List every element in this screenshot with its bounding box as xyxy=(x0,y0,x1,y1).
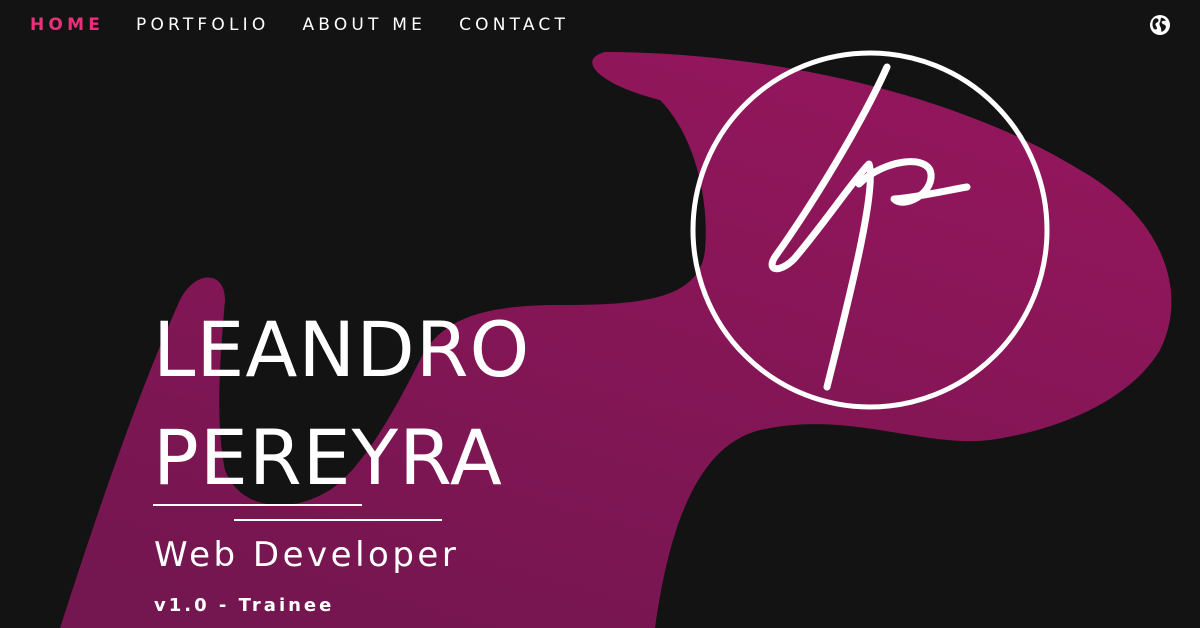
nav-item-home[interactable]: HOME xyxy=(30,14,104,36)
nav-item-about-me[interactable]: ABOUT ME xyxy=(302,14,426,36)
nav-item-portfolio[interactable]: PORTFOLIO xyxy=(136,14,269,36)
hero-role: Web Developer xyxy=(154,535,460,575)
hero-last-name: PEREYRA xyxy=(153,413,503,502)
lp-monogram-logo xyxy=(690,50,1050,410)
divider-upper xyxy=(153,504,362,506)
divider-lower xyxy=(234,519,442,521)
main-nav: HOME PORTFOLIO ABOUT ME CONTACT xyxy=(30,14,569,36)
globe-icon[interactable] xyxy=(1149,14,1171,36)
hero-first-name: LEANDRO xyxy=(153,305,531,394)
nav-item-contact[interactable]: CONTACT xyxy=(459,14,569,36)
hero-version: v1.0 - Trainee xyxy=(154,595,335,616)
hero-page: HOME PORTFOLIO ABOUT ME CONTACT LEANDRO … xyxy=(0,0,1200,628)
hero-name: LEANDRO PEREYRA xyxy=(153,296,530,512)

Set problem: Pull out every line of the records above that contains the string "PORTFOLIO", and treat uppercase and lowercase letters as different.

Worked solution:
nav-item-portfolio[interactable]: PORTFOLIO xyxy=(136,14,269,36)
main-nav: HOME PORTFOLIO ABOUT ME CONTACT xyxy=(30,14,569,36)
hero-page: HOME PORTFOLIO ABOUT ME CONTACT LEANDRO … xyxy=(0,0,1200,628)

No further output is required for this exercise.